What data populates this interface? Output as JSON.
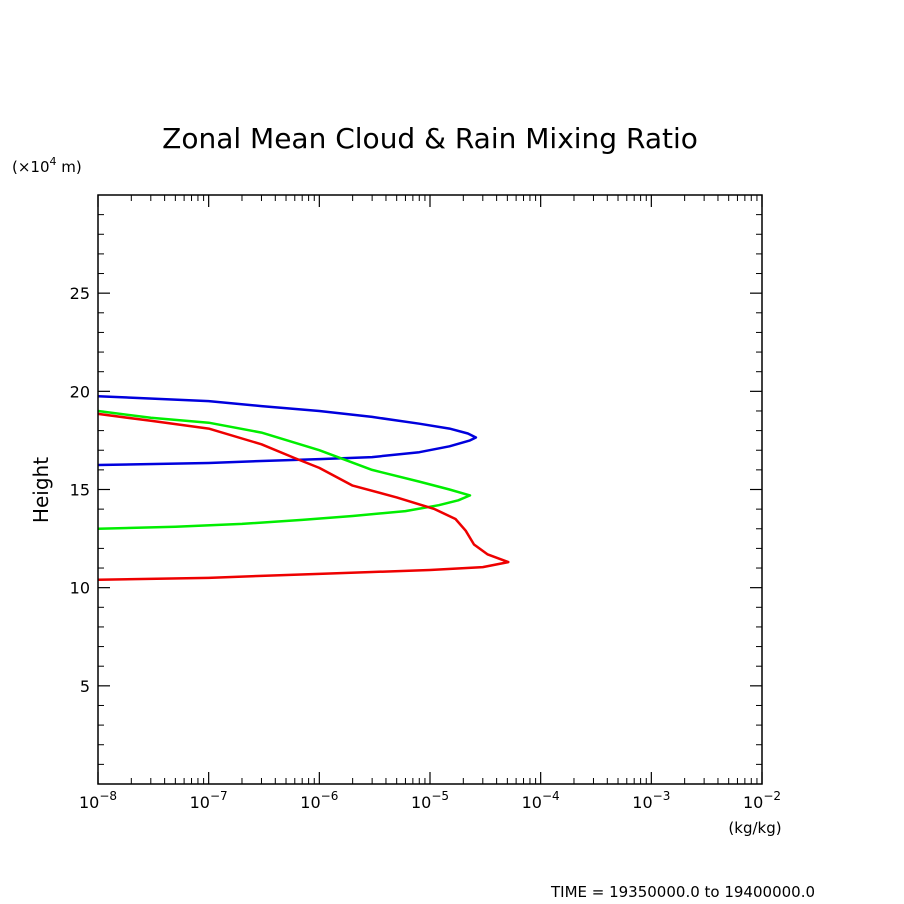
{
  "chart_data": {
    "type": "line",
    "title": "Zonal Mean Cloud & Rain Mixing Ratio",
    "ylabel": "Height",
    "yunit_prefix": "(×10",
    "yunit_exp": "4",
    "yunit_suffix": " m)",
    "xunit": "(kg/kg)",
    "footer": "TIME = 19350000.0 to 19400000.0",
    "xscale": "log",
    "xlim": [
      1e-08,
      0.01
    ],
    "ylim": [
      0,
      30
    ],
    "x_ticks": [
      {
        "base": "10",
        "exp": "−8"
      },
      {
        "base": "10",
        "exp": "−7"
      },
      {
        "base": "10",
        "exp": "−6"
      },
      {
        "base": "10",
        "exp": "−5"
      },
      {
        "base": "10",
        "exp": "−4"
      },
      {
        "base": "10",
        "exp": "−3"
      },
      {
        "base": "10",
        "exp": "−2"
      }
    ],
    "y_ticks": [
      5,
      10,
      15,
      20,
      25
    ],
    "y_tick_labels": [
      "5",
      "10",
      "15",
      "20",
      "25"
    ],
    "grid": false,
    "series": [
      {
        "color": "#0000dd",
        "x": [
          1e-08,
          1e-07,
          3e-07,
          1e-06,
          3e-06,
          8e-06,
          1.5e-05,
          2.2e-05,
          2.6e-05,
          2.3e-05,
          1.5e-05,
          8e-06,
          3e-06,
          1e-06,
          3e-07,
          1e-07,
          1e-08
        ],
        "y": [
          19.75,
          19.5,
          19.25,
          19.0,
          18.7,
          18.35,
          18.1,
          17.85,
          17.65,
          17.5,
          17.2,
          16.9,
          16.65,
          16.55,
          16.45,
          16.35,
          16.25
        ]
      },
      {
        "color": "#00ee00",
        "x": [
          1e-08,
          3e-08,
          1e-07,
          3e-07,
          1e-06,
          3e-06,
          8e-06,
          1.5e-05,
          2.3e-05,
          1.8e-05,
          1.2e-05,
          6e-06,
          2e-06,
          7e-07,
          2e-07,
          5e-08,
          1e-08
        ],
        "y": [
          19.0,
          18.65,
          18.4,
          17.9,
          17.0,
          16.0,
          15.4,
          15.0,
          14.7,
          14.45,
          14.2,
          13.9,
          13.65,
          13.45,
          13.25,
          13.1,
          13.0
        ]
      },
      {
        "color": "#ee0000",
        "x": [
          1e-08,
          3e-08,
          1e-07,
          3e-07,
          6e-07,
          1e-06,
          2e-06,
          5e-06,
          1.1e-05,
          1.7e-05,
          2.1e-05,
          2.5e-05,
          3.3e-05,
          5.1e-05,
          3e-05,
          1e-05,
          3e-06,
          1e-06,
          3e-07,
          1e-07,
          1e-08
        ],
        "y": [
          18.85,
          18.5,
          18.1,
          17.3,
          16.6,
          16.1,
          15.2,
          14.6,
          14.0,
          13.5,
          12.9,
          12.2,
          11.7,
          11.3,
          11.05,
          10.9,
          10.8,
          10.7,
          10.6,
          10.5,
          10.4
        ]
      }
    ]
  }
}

Task to complete: Exactly as written, return every line of the listing, but not the pictures.

Response:
What data populates this interface? Output as JSON.
{
  "chart_data": {
    "type": "line",
    "title": "Zonal Mean Cloud & Rain Mixing Ratio",
    "ylabel": "Height",
    "yunit_prefix": "(×10",
    "yunit_exp": "4",
    "yunit_suffix": " m)",
    "xunit": "(kg/kg)",
    "footer": "TIME = 19350000.0 to 19400000.0",
    "xscale": "log",
    "xlim": [
      1e-08,
      0.01
    ],
    "ylim": [
      0,
      30
    ],
    "x_ticks": [
      {
        "base": "10",
        "exp": "−8"
      },
      {
        "base": "10",
        "exp": "−7"
      },
      {
        "base": "10",
        "exp": "−6"
      },
      {
        "base": "10",
        "exp": "−5"
      },
      {
        "base": "10",
        "exp": "−4"
      },
      {
        "base": "10",
        "exp": "−3"
      },
      {
        "base": "10",
        "exp": "−2"
      }
    ],
    "y_ticks": [
      5,
      10,
      15,
      20,
      25
    ],
    "y_tick_labels": [
      "5",
      "10",
      "15",
      "20",
      "25"
    ],
    "grid": false,
    "series": [
      {
        "color": "#0000dd",
        "x": [
          1e-08,
          1e-07,
          3e-07,
          1e-06,
          3e-06,
          8e-06,
          1.5e-05,
          2.2e-05,
          2.6e-05,
          2.3e-05,
          1.5e-05,
          8e-06,
          3e-06,
          1e-06,
          3e-07,
          1e-07,
          1e-08
        ],
        "y": [
          19.75,
          19.5,
          19.25,
          19.0,
          18.7,
          18.35,
          18.1,
          17.85,
          17.65,
          17.5,
          17.2,
          16.9,
          16.65,
          16.55,
          16.45,
          16.35,
          16.25
        ]
      },
      {
        "color": "#00ee00",
        "x": [
          1e-08,
          3e-08,
          1e-07,
          3e-07,
          1e-06,
          3e-06,
          8e-06,
          1.5e-05,
          2.3e-05,
          1.8e-05,
          1.2e-05,
          6e-06,
          2e-06,
          7e-07,
          2e-07,
          5e-08,
          1e-08
        ],
        "y": [
          19.0,
          18.65,
          18.4,
          17.9,
          17.0,
          16.0,
          15.4,
          15.0,
          14.7,
          14.45,
          14.2,
          13.9,
          13.65,
          13.45,
          13.25,
          13.1,
          13.0
        ]
      },
      {
        "color": "#ee0000",
        "x": [
          1e-08,
          3e-08,
          1e-07,
          3e-07,
          6e-07,
          1e-06,
          2e-06,
          5e-06,
          1.1e-05,
          1.7e-05,
          2.1e-05,
          2.5e-05,
          3.3e-05,
          5.1e-05,
          3e-05,
          1e-05,
          3e-06,
          1e-06,
          3e-07,
          1e-07,
          1e-08
        ],
        "y": [
          18.85,
          18.5,
          18.1,
          17.3,
          16.6,
          16.1,
          15.2,
          14.6,
          14.0,
          13.5,
          12.9,
          12.2,
          11.7,
          11.3,
          11.05,
          10.9,
          10.8,
          10.7,
          10.6,
          10.5,
          10.4
        ]
      }
    ]
  }
}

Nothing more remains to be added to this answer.